### Objective
All of the data should be output character for character, except the pictures.

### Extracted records
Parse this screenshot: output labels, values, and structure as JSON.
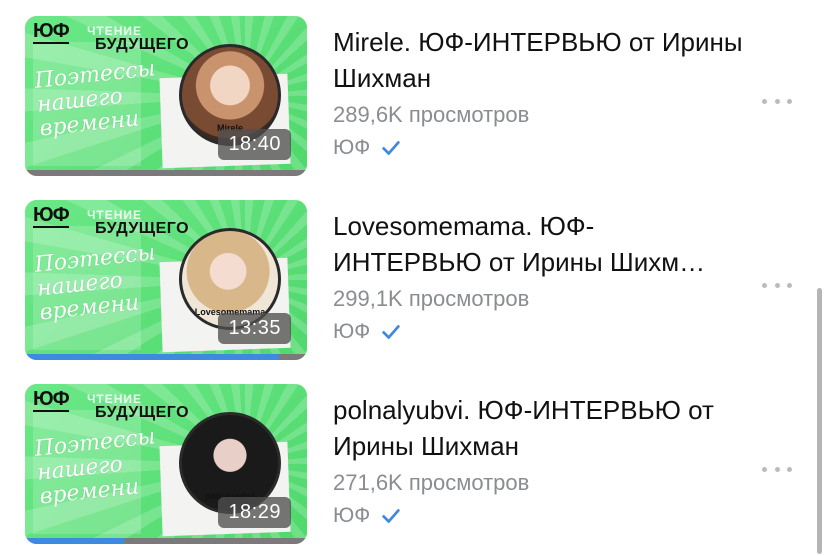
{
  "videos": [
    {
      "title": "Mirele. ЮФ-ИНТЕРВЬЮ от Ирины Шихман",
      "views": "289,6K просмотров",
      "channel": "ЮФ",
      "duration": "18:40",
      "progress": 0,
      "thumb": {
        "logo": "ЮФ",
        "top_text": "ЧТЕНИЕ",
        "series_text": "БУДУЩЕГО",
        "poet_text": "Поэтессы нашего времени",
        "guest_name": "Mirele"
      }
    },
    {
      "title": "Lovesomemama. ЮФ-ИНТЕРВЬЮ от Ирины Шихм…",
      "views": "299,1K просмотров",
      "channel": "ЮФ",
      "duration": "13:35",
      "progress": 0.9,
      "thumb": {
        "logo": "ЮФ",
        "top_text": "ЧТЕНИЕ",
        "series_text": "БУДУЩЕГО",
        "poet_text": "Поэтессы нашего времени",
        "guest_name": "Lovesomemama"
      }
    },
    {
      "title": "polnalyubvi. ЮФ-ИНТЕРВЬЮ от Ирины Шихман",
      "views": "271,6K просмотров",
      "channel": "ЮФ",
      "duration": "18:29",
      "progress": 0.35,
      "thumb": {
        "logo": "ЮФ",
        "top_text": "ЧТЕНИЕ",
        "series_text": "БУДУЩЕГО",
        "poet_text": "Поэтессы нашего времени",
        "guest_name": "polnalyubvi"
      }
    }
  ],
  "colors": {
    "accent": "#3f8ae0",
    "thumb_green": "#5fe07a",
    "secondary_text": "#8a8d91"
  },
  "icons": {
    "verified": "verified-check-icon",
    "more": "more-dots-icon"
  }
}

### Final result
Parse this screenshot: output labels, values, and structure as JSON.
{
  "videos": [
    {
      "title": "Mirele. ЮФ-ИНТЕРВЬЮ от Ирины Шихман",
      "views": "289,6K просмотров",
      "channel": "ЮФ",
      "duration": "18:40",
      "progress": 0,
      "thumb": {
        "logo": "ЮФ",
        "top_text": "ЧТЕНИЕ",
        "series_text": "БУДУЩЕГО",
        "poet_text": "Поэтессы нашего времени",
        "guest_name": "Mirele"
      }
    },
    {
      "title": "Lovesomemama. ЮФ-ИНТЕРВЬЮ от Ирины Шихм…",
      "views": "299,1K просмотров",
      "channel": "ЮФ",
      "duration": "13:35",
      "progress": 0.9,
      "thumb": {
        "logo": "ЮФ",
        "top_text": "ЧТЕНИЕ",
        "series_text": "БУДУЩЕГО",
        "poet_text": "Поэтессы нашего времени",
        "guest_name": "Lovesomemama"
      }
    },
    {
      "title": "polnalyubvi. ЮФ-ИНТЕРВЬЮ от Ирины Шихман",
      "views": "271,6K просмотров",
      "channel": "ЮФ",
      "duration": "18:29",
      "progress": 0.35,
      "thumb": {
        "logo": "ЮФ",
        "top_text": "ЧТЕНИЕ",
        "series_text": "БУДУЩЕГО",
        "poet_text": "Поэтессы нашего времени",
        "guest_name": "polnalyubvi"
      }
    }
  ],
  "colors": {
    "accent": "#3f8ae0",
    "thumb_green": "#5fe07a",
    "secondary_text": "#8a8d91"
  },
  "icons": {
    "verified": "verified-check-icon",
    "more": "more-dots-icon"
  }
}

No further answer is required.